- Short exercise
Restate the material word for word and leave out anything that is a picture.

§ §

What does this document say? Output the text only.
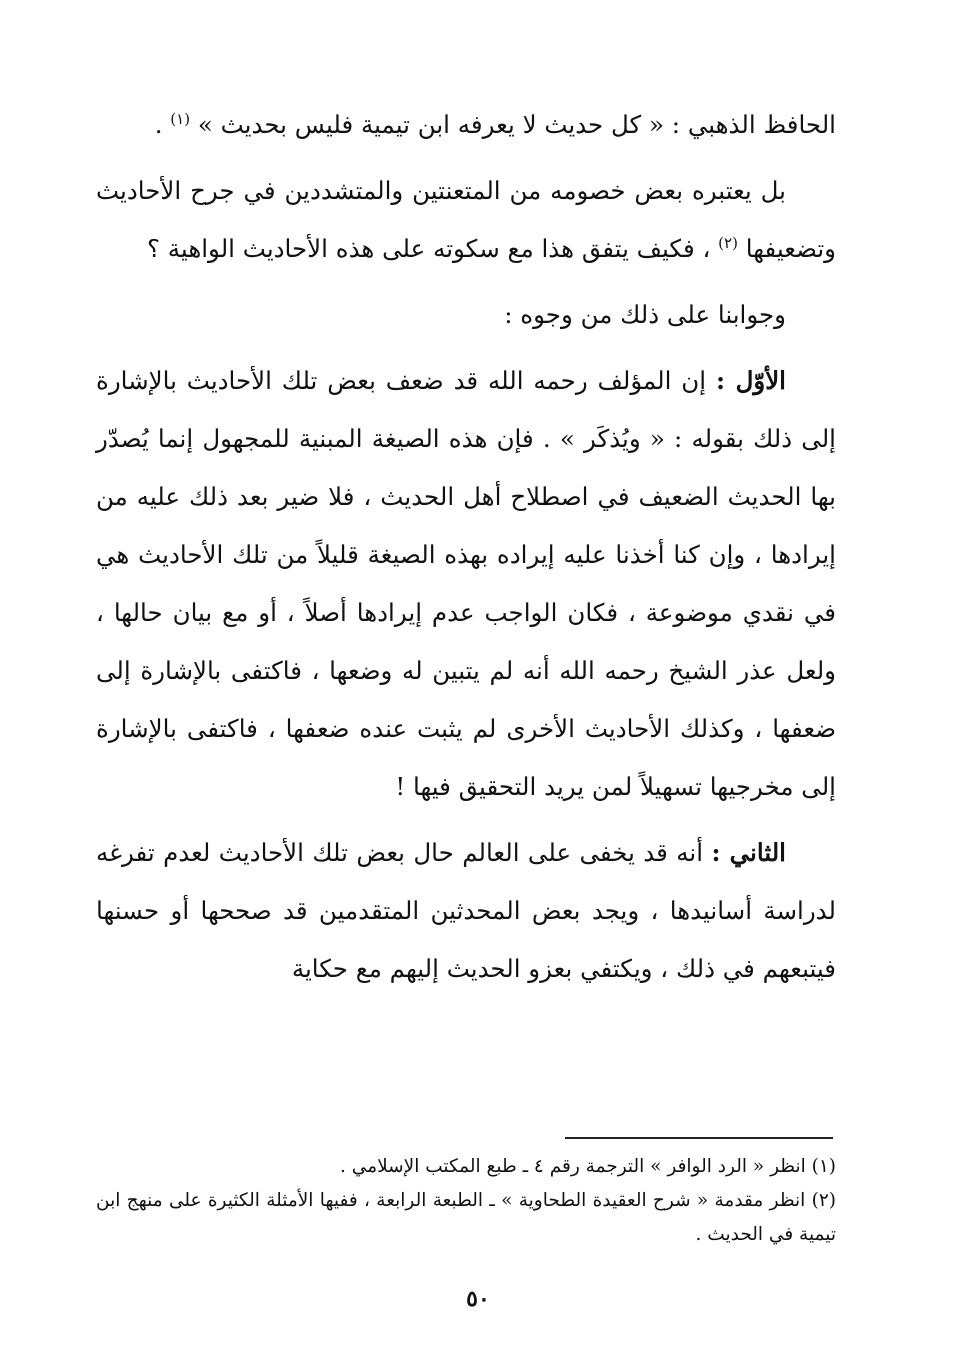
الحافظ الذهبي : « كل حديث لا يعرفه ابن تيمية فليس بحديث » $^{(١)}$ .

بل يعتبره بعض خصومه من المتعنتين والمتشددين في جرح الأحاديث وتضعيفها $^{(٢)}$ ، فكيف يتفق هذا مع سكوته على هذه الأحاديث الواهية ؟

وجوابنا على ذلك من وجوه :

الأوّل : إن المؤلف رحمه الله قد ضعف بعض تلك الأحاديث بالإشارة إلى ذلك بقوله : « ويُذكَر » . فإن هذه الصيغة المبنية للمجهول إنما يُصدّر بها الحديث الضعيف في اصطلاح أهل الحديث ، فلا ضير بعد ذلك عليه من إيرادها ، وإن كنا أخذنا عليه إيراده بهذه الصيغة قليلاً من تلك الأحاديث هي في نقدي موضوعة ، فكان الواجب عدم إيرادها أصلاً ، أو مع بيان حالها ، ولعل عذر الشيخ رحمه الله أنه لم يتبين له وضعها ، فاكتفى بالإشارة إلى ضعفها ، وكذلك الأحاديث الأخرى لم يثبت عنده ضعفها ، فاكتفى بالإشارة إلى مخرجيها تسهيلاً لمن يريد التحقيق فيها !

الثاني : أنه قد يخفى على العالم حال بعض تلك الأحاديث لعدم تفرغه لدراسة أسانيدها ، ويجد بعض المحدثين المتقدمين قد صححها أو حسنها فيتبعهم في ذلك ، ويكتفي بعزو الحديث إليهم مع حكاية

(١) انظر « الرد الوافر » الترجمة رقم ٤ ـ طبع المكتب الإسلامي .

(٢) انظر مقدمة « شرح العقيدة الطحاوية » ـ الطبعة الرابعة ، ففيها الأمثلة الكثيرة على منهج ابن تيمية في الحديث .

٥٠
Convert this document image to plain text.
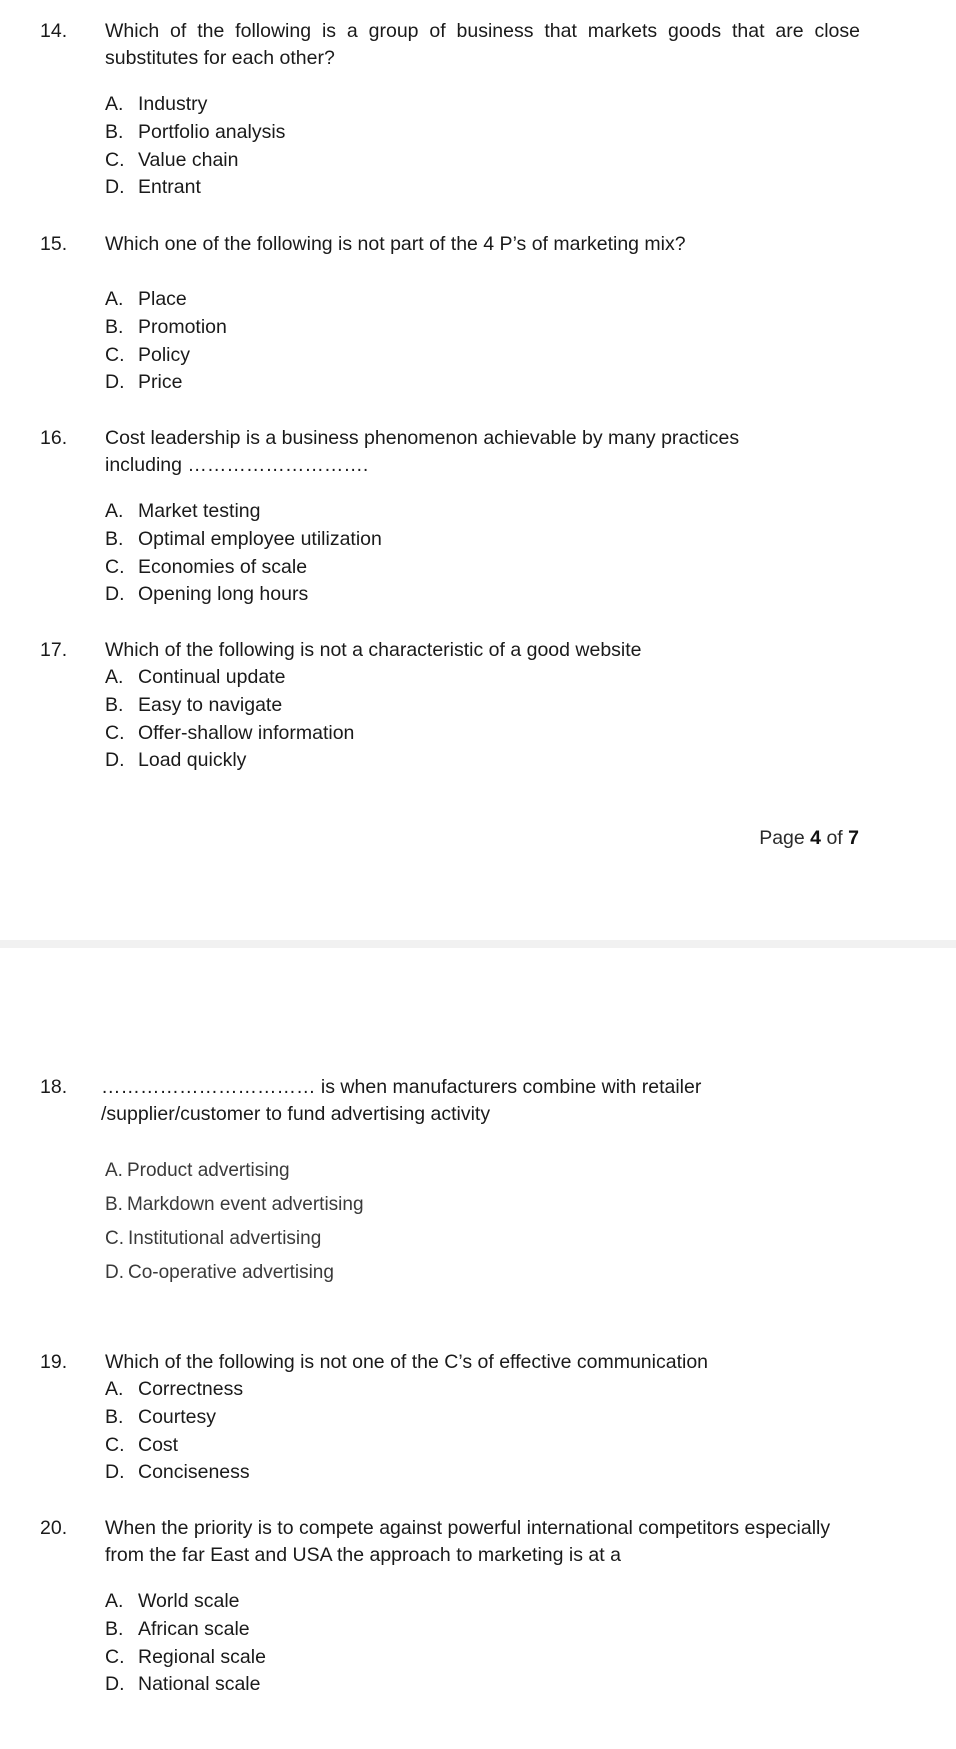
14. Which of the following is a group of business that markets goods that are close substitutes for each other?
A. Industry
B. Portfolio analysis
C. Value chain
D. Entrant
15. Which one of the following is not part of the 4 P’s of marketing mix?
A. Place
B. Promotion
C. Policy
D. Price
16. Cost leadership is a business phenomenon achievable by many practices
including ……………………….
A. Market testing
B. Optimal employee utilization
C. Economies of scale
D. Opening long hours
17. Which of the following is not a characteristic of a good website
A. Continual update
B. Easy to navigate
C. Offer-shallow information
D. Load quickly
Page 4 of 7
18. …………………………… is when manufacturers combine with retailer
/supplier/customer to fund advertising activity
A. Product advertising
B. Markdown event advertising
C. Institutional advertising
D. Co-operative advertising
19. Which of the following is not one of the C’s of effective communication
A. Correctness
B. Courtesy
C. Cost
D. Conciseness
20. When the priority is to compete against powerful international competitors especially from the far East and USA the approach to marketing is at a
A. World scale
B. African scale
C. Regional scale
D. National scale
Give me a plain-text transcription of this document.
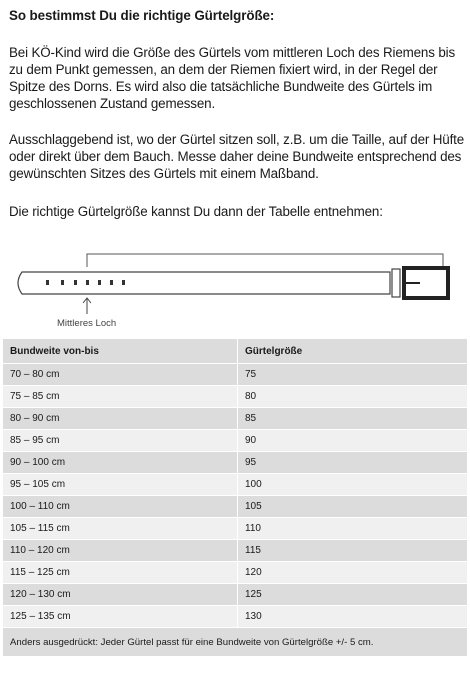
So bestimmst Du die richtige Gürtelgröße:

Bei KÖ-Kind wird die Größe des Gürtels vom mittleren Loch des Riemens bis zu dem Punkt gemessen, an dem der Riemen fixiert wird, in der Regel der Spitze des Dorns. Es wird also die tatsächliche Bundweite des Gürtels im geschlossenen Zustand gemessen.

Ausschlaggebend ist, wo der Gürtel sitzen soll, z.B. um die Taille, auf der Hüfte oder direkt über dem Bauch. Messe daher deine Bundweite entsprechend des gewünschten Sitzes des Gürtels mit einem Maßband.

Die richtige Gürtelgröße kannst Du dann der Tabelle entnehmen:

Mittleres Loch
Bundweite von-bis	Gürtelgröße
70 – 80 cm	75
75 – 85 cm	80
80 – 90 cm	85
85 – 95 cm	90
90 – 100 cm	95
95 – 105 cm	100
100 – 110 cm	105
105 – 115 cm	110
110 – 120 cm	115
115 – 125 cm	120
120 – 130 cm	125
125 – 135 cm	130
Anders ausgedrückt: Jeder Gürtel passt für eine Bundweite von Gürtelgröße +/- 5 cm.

§ §

- Exercise response
What does this document say? Output the text only.
الحافظ الذهبي : « كل حديث لا يعرفه ابن تيمية فليس بحديث » $^{(١)}$ .

بل يعتبره بعض خصومه من المتعنتين والمتشددين في جرح الأحاديث وتضعيفها $^{(٢)}$ ، فكيف يتفق هذا مع سكوته على هذه الأحاديث الواهية ؟

وجوابنا على ذلك من وجوه :

الأوّل : إن المؤلف رحمه الله قد ضعف بعض تلك الأحاديث بالإشارة إلى ذلك بقوله : « ويُذكَر » . فإن هذه الصيغة المبنية للمجهول إنما يُصدّر بها الحديث الضعيف في اصطلاح أهل الحديث ، فلا ضير بعد ذلك عليه من إيرادها ، وإن كنا أخذنا عليه إيراده بهذه الصيغة قليلاً من تلك الأحاديث هي في نقدي موضوعة ، فكان الواجب عدم إيرادها أصلاً ، أو مع بيان حالها ، ولعل عذر الشيخ رحمه الله أنه لم يتبين له وضعها ، فاكتفى بالإشارة إلى ضعفها ، وكذلك الأحاديث الأخرى لم يثبت عنده ضعفها ، فاكتفى بالإشارة إلى مخرجيها تسهيلاً لمن يريد التحقيق فيها !

الثاني : أنه قد يخفى على العالم حال بعض تلك الأحاديث لعدم تفرغه لدراسة أسانيدها ، ويجد بعض المحدثين المتقدمين قد صححها أو حسنها فيتبعهم في ذلك ، ويكتفي بعزو الحديث إليهم مع حكاية

(١) انظر « الرد الوافر » الترجمة رقم ٤ ـ طبع المكتب الإسلامي .

(٢) انظر مقدمة « شرح العقيدة الطحاوية » ـ الطبعة الرابعة ، ففيها الأمثلة الكثيرة على منهج ابن تيمية في الحديث .

٥٠
Convert this document image to plain text.
14. Which of the following is a group of business that markets goods that are close substitutes for each other?
A. Industry
B. Portfolio analysis
C. Value chain
D. Entrant
15. Which one of the following is not part of the 4 P’s of marketing mix?
A. Place
B. Promotion
C. Policy
D. Price
16. Cost leadership is a business phenomenon achievable by many practices
including ……………………….
A. Market testing
B. Optimal employee utilization
C. Economies of scale
D. Opening long hours
17. Which of the following is not a characteristic of a good website
A. Continual update
B. Easy to navigate
C. Offer-shallow information
D. Load quickly
Page 4 of 7
18. …………………………… is when manufacturers combine with retailer
/supplier/customer to fund advertising activity
A. Product advertising
B. Markdown event advertising
C. Institutional advertising
D. Co-operative advertising
19. Which of the following is not one of the C’s of effective communication
A. Correctness
B. Courtesy
C. Cost
D. Conciseness
20. When the priority is to compete against powerful international competitors especially from the far East and USA the approach to marketing is at a
A. World scale
B. African scale
C. Regional scale
D. National scale
Give me a plain-text transcription of this document.
So bestimmst Du die richtige Gürtelgröße:

Bei KÖ-Kind wird die Größe des Gürtels vom mittleren Loch des Riemens bis zu dem Punkt gemessen, an dem der Riemen fixiert wird, in der Regel der Spitze des Dorns. Es wird also die tatsächliche Bundweite des Gürtels im geschlossenen Zustand gemessen.

Ausschlaggebend ist, wo der Gürtel sitzen soll, z.B. um die Taille, auf der Hüfte oder direkt über dem Bauch. Messe daher deine Bundweite entsprechend des gewünschten Sitzes des Gürtels mit einem Maßband.

Die richtige Gürtelgröße kannst Du dann der Tabelle entnehmen:

Mittleres Loch
Bundweite von-bis	Gürtelgröße
70 – 80 cm	75
75 – 85 cm	80
80 – 90 cm	85
85 – 95 cm	90
90 – 100 cm	95
95 – 105 cm	100
100 – 110 cm	105
105 – 115 cm	110
110 – 120 cm	115
115 – 125 cm	120
120 – 130 cm	125
125 – 135 cm	130
Anders ausgedrückt: Jeder Gürtel passt für eine Bundweite von Gürtelgröße +/- 5 cm.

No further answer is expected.